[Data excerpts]

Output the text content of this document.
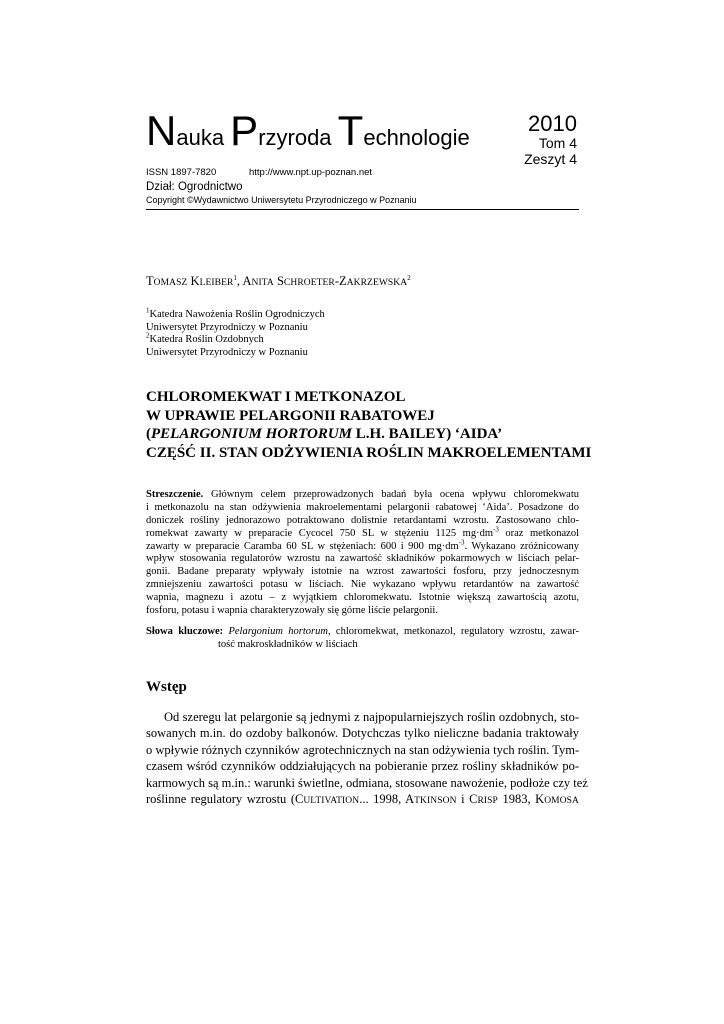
Nauka Przyroda Technologie
2010
Tom 4
Zeszyt 4
ISSN 1897-7820	http://www.npt.up-poznan.net
Dział: Ogrodnictwo
Copyright ©Wydawnictwo Uniwersytetu Przyrodniczego w Poznaniu
TOMASZ KLEIBER$^1$, ANITA SCHROETER-ZAKRZEWSKA$^2$
$^1$Katedra Nawożenia Roślin Ogrodniczych
Uniwersytet Przyrodniczy w Poznaniu
$^2$Katedra Roślin Ozdobnych
Uniwersytet Przyrodniczy w Poznaniu
CHLOROMEKWAT I METKONAZOL
W UPRAWIE PELARGONII RABATOWEJ
(PELARGONIUM HORTORUM L.H. BAILEY) ‘AIDA’
CZĘŚĆ II. STAN ODŻYWIENIA ROŚLIN MAKROELEMENTAMI
Streszczenie. Głównym celem przeprowadzonych badań była ocena wpływu chloromekwatu
i metkonazolu na stan odżywienia makroelementami pelargonii rabatowej ‘Aida’. Posadzone do
doniczek rośliny jednorazowo potraktowano dolistnie retardantami wzrostu. Zastosowano chlo-
romekwat zawarty w preparacie Cycocel 750 SL w stężeniu 1125 $mg\cdot dm^{-3}$ oraz metkonazol
zawarty w preparacie Caramba 60 SL w stężeniach: 600 i 900 $mg\cdot dm^{-3}$. Wykazano zróżnicowany
wpływ stosowania regulatorów wzrostu na zawartość składników pokarmowych w liściach pelar-
gonii. Badane preparaty wpływały istotnie na wzrost zawartości fosforu, przy jednoczesnym
zmniejszeniu zawartości potasu w liściach. Nie wykazano wpływu retardantów na zawartość
wapnia, magnezu i azotu – z wyjątkiem chloromekwatu. Istotnie większą zawartością azotu,
fosforu, potasu i wapnia charakteryzowały się górne liście pelargonii.
Słowa kluczowe: Pelargonium hortorum, chloromekwat, metkonazol, regulatory wzrostu, zawar-
tość makroskładników w liściach
Wstęp
Od szeregu lat pelargonie są jednymi z najpopularniejszych roślin ozdobnych, sto-
sowanych m.in. do ozdoby balkonów. Dotychczas tylko nieliczne badania traktowały
o wpływie różnych czynników agrotechnicznych na stan odżywienia tych roślin. Tym-
czasem wśród czynników oddziałujących na pobieranie przez rośliny składników po-
karmowych są m.in.: warunki świetlne, odmiana, stosowane nawożenie, podłoże czy też
roślinne regulatory wzrostu (CULTIVATION... 1998, ATKINSON i CRISP 1983, KOMOSA
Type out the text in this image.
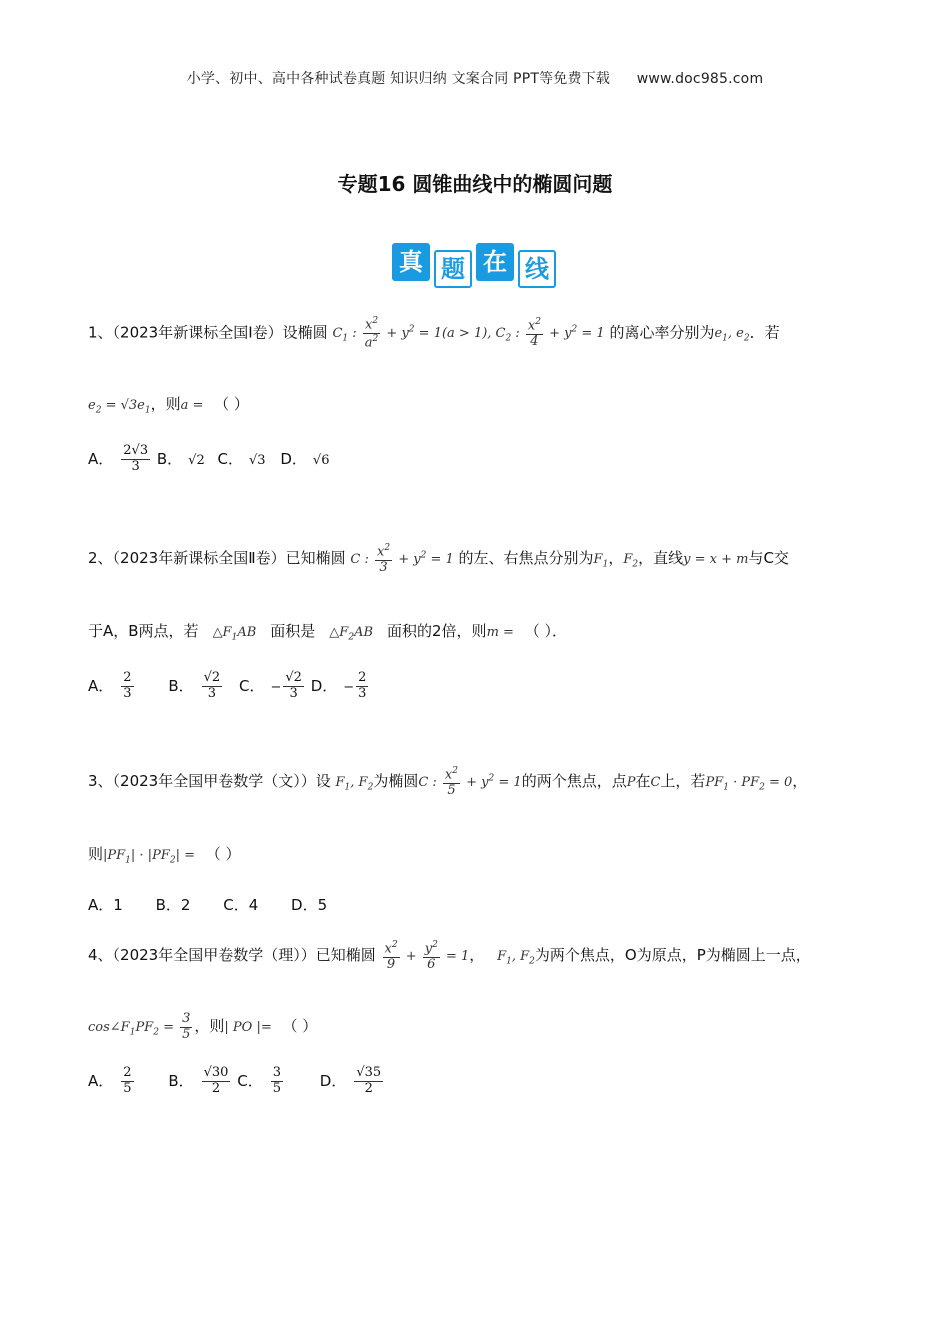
小学、初中、高中各种试卷真题 知识归纳 文案合同 PPT等免费下载 www.doc985.com
专题16 圆锥曲线中的椭圆问题
真 题 在 线
1、（2023年新课标全国Ⅰ卷）设椭圆 $C_1$ : $\frac{x^2}{a^2} + y^2 = 1(a > 1)$, $C_2$ : $\frac{x^2}{4} + y^2 = 1$ 的离心率分别为$e_1$, $e_2$．若
$e_2 = √3e_1$，则a = （ ）
A． $\frac{2√3}{3}$ B． √2 C． √3 D． √6
2、（2023年新课标全国Ⅱ卷）已知椭圆 C : $\frac{x^2}{3} + y^2 = 1$ 的左、右焦点分别为$F_1$，$F_2$，直线y = x + m与C交
于A，B两点，若 $\triangle F_1AB$ 面积是 $\triangle F_2AB$ 面积的2倍，则m = （ ）．
A． $\frac{2}{3}$ B． $\frac{√2}{3}$ C． − $\frac{√2}{3}$ D． − $\frac{2}{3}$
3、（2023年全国甲卷数学（文））设 $F_1$, $F_2$为椭圆C : $\frac{x^2}{5} + y^2 = 1$的两个焦点，点P在C上，若$PF_1 \cdot PF_2 = 0$，
则$|PF_1| \cdot |PF_2|$ = （ ）
A．1 B．2 C．4 D．5
4、（2023年全国甲卷数学（理））已知椭圆 $\frac{x^2}{9} + \frac{y^2}{6} = 1$， $F_1$, $F_2$为两个焦点，O为原点，P为椭圆上一点，
$\cos\angle F_1PF_2 = \frac{3}{5}$ ，则| PO |= （ ）
A． $\frac{2}{5}$ B． $\frac{√30}{2}$ C． $\frac{3}{5}$ D． $\frac{√35}{2}$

■ **WHAT TO DO**: Quote the listing above in full, except for the pictures.

■ **THE REPLY**:
Output the text content of this document.
Nauka Przyroda Technologie
2010
Tom 4
Zeszyt 4
ISSN 1897-7820	http://www.npt.up-poznan.net
Dział: Ogrodnictwo
Copyright ©Wydawnictwo Uniwersytetu Przyrodniczego w Poznaniu
TOMASZ KLEIBER$^1$, ANITA SCHROETER-ZAKRZEWSKA$^2$
$^1$Katedra Nawożenia Roślin Ogrodniczych
Uniwersytet Przyrodniczy w Poznaniu
$^2$Katedra Roślin Ozdobnych
Uniwersytet Przyrodniczy w Poznaniu
CHLOROMEKWAT I METKONAZOL
W UPRAWIE PELARGONII RABATOWEJ
(PELARGONIUM HORTORUM L.H. BAILEY) ‘AIDA’
CZĘŚĆ II. STAN ODŻYWIENIA ROŚLIN MAKROELEMENTAMI
Streszczenie. Głównym celem przeprowadzonych badań była ocena wpływu chloromekwatu
i metkonazolu na stan odżywienia makroelementami pelargonii rabatowej ‘Aida’. Posadzone do
doniczek rośliny jednorazowo potraktowano dolistnie retardantami wzrostu. Zastosowano chlo-
romekwat zawarty w preparacie Cycocel 750 SL w stężeniu 1125 $mg\cdot dm^{-3}$ oraz metkonazol
zawarty w preparacie Caramba 60 SL w stężeniach: 600 i 900 $mg\cdot dm^{-3}$. Wykazano zróżnicowany
wpływ stosowania regulatorów wzrostu na zawartość składników pokarmowych w liściach pelar-
gonii. Badane preparaty wpływały istotnie na wzrost zawartości fosforu, przy jednoczesnym
zmniejszeniu zawartości potasu w liściach. Nie wykazano wpływu retardantów na zawartość
wapnia, magnezu i azotu – z wyjątkiem chloromekwatu. Istotnie większą zawartością azotu,
fosforu, potasu i wapnia charakteryzowały się górne liście pelargonii.
Słowa kluczowe: Pelargonium hortorum, chloromekwat, metkonazol, regulatory wzrostu, zawar-
tość makroskładników w liściach
Wstęp
Od szeregu lat pelargonie są jednymi z najpopularniejszych roślin ozdobnych, sto-
sowanych m.in. do ozdoby balkonów. Dotychczas tylko nieliczne badania traktowały
o wpływie różnych czynników agrotechnicznych na stan odżywienia tych roślin. Tym-
czasem wśród czynników oddziałujących na pobieranie przez rośliny składników po-
karmowych są m.in.: warunki świetlne, odmiana, stosowane nawożenie, podłoże czy też
roślinne regulatory wzrostu (CULTIVATION... 1998, ATKINSON i CRISP 1983, KOMOSA
Type out the text in this image.
小学、初中、高中各种试卷真题 知识归纳 文案合同 PPT等免费下载 www.doc985.com
专题16 圆锥曲线中的椭圆问题
真 题 在 线
1、（2023年新课标全国Ⅰ卷）设椭圆 $C_1$ : $\frac{x^2}{a^2} + y^2 = 1(a > 1)$, $C_2$ : $\frac{x^2}{4} + y^2 = 1$ 的离心率分别为$e_1$, $e_2$．若
$e_2 = √3e_1$，则a = （ ）
A． $\frac{2√3}{3}$ B． √2 C． √3 D． √6
2、（2023年新课标全国Ⅱ卷）已知椭圆 C : $\frac{x^2}{3} + y^2 = 1$ 的左、右焦点分别为$F_1$，$F_2$，直线y = x + m与C交
于A，B两点，若 $\triangle F_1AB$ 面积是 $\triangle F_2AB$ 面积的2倍，则m = （ ）．
A． $\frac{2}{3}$ B． $\frac{√2}{3}$ C． − $\frac{√2}{3}$ D． − $\frac{2}{3}$
3、（2023年全国甲卷数学（文））设 $F_1$, $F_2$为椭圆C : $\frac{x^2}{5} + y^2 = 1$的两个焦点，点P在C上，若$PF_1 \cdot PF_2 = 0$，
则$|PF_1| \cdot |PF_2|$ = （ ）
A．1 B．2 C．4 D．5
4、（2023年全国甲卷数学（理））已知椭圆 $\frac{x^2}{9} + \frac{y^2}{6} = 1$， $F_1$, $F_2$为两个焦点，O为原点，P为椭圆上一点，
$\cos\angle F_1PF_2 = \frac{3}{5}$ ，则| PO |= （ ）
A． $\frac{2}{5}$ B． $\frac{√30}{2}$ C． $\frac{3}{5}$ D． $\frac{√35}{2}$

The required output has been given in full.